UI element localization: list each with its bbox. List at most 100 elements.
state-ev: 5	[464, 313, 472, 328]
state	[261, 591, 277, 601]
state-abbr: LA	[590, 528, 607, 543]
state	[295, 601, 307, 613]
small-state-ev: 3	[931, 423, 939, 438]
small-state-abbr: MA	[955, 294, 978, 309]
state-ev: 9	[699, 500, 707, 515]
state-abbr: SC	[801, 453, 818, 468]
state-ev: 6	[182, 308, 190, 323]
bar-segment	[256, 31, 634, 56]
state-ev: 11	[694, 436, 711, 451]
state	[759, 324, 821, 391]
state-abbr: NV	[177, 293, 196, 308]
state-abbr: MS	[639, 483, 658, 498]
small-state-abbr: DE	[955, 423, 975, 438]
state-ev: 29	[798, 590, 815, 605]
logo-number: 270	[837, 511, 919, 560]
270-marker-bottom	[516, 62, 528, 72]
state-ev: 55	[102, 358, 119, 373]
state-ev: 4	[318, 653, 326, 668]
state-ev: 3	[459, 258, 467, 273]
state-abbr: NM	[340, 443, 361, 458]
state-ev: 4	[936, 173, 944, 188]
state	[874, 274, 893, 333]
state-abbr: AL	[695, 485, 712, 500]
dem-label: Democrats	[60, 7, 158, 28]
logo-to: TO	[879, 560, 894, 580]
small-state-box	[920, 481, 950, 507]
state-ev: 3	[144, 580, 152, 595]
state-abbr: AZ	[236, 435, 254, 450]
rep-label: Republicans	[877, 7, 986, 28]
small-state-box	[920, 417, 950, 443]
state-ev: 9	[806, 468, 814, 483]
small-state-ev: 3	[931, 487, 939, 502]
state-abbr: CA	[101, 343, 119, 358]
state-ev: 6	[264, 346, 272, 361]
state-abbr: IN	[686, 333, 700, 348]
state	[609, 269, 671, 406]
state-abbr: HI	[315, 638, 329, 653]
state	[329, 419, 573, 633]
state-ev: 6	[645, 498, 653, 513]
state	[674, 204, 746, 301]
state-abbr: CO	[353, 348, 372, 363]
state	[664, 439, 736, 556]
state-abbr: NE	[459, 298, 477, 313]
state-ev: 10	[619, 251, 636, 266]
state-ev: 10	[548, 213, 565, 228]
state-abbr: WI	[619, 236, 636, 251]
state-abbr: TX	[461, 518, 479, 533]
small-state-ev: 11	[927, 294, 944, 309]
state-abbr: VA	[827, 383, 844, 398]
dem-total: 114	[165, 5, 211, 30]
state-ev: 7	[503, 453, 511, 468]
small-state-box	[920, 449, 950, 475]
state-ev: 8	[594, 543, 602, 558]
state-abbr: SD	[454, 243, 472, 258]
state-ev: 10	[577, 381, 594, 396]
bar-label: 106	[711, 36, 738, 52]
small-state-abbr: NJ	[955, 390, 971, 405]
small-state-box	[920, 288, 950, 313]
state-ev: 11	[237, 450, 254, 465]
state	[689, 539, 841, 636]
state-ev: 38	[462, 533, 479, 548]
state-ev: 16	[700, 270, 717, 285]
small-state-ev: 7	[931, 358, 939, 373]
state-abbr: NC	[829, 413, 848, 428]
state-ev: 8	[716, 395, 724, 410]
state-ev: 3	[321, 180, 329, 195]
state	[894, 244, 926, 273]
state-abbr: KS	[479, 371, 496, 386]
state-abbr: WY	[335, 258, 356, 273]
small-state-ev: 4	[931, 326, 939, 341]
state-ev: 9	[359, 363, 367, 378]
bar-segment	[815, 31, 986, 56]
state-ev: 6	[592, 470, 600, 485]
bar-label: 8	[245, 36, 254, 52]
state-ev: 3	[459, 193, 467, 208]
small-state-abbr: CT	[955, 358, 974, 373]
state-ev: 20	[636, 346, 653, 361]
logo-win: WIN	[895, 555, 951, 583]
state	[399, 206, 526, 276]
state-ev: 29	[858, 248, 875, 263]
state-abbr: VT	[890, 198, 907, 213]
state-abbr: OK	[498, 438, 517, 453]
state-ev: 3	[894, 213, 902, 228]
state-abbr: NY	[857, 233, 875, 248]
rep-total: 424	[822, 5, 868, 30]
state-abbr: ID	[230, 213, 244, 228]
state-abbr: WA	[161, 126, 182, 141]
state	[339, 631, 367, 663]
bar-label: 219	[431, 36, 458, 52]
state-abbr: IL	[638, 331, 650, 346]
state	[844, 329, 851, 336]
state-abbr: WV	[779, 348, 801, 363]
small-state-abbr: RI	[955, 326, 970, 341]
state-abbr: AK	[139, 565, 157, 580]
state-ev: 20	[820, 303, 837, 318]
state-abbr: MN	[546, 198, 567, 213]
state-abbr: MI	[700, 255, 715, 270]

(Directions for this task)
Copy out every item again, swapping each "small-state-box" for "inset-box" and leaving the rest unchanged.

(Answer for this exercise)
UI element localization: list each with its bbox. List at most 100 elements.
state-ev: 5	[464, 313, 472, 328]
state	[261, 591, 277, 601]
state-abbr: LA	[590, 528, 607, 543]
state	[295, 601, 307, 613]
small-state-ev: 3	[931, 423, 939, 438]
small-state-abbr: MA	[955, 294, 978, 309]
state-ev: 9	[699, 500, 707, 515]
state-abbr: SC	[801, 453, 818, 468]
state-ev: 6	[182, 308, 190, 323]
bar-segment	[256, 31, 634, 56]
state-ev: 11	[694, 436, 711, 451]
state	[759, 324, 821, 391]
state-abbr: NV	[177, 293, 196, 308]
state-abbr: MS	[639, 483, 658, 498]
small-state-abbr: DE	[955, 423, 975, 438]
state-ev: 29	[798, 590, 815, 605]
logo-number: 270	[837, 511, 919, 560]
270-marker-bottom	[516, 62, 528, 72]
state-ev: 55	[102, 358, 119, 373]
state-ev: 4	[318, 653, 326, 668]
state-ev: 3	[459, 258, 467, 273]
state-abbr: NM	[340, 443, 361, 458]
state-ev: 4	[936, 173, 944, 188]
state	[874, 274, 893, 333]
state-abbr: AL	[695, 485, 712, 500]
dem-label: Democrats	[60, 7, 158, 28]
logo-to: TO	[879, 560, 894, 580]
inset-box	[920, 481, 950, 507]
state-ev: 3	[144, 580, 152, 595]
state-abbr: AZ	[236, 435, 254, 450]
rep-label: Republicans	[877, 7, 986, 28]
inset-box	[920, 417, 950, 443]
state-ev: 9	[806, 468, 814, 483]
small-state-ev: 3	[931, 487, 939, 502]
state-abbr: CA	[101, 343, 119, 358]
state-ev: 6	[264, 346, 272, 361]
state-abbr: IN	[686, 333, 700, 348]
state	[609, 269, 671, 406]
state-abbr: HI	[315, 638, 329, 653]
state	[329, 419, 573, 633]
state-ev: 6	[645, 498, 653, 513]
state	[674, 204, 746, 301]
state-abbr: CO	[353, 348, 372, 363]
state	[664, 439, 736, 556]
state-abbr: NE	[459, 298, 477, 313]
state-ev: 10	[619, 251, 636, 266]
state-ev: 10	[548, 213, 565, 228]
state-abbr: WI	[619, 236, 636, 251]
state-abbr: TX	[461, 518, 479, 533]
small-state-ev: 11	[927, 294, 944, 309]
state-abbr: VA	[827, 383, 844, 398]
dem-total: 114	[165, 5, 211, 30]
state-ev: 7	[503, 453, 511, 468]
inset-box	[920, 449, 950, 475]
state-ev: 8	[594, 543, 602, 558]
state-abbr: SD	[454, 243, 472, 258]
state-ev: 10	[577, 381, 594, 396]
bar-label: 106	[711, 36, 738, 52]
small-state-abbr: NJ	[955, 390, 971, 405]
inset-box	[920, 288, 950, 313]
state-ev: 11	[237, 450, 254, 465]
state	[689, 539, 841, 636]
state-ev: 38	[462, 533, 479, 548]
state-ev: 16	[700, 270, 717, 285]
small-state-ev: 7	[931, 358, 939, 373]
state-abbr: NC	[829, 413, 848, 428]
state-ev: 8	[716, 395, 724, 410]
state-ev: 3	[321, 180, 329, 195]
state	[894, 244, 926, 273]
state-abbr: KS	[479, 371, 496, 386]
state-abbr: WY	[335, 258, 356, 273]
small-state-ev: 4	[931, 326, 939, 341]
state-ev: 9	[359, 363, 367, 378]
bar-segment	[815, 31, 986, 56]
state-ev: 6	[592, 470, 600, 485]
bar-label: 8	[245, 36, 254, 52]
state-ev: 3	[459, 193, 467, 208]
small-state-abbr: CT	[955, 358, 974, 373]
state-ev: 20	[636, 346, 653, 361]
logo-win: WIN	[895, 555, 951, 583]
state	[399, 206, 526, 276]
state-ev: 29	[858, 248, 875, 263]
state-abbr: VT	[890, 198, 907, 213]
state-abbr: OK	[498, 438, 517, 453]
state-ev: 3	[894, 213, 902, 228]
state-abbr: NY	[857, 233, 875, 248]
rep-total: 424	[822, 5, 868, 30]
state-abbr: ID	[230, 213, 244, 228]
state-abbr: WA	[161, 126, 182, 141]
state	[339, 631, 367, 663]
bar-label: 219	[431, 36, 458, 52]
state-abbr: IL	[638, 331, 650, 346]
state	[844, 329, 851, 336]
state-abbr: WV	[779, 348, 801, 363]
small-state-abbr: RI	[955, 326, 970, 341]
state-abbr: AK	[139, 565, 157, 580]
state-ev: 20	[820, 303, 837, 318]
state-abbr: MN	[546, 198, 567, 213]
state-abbr: MI	[700, 255, 715, 270]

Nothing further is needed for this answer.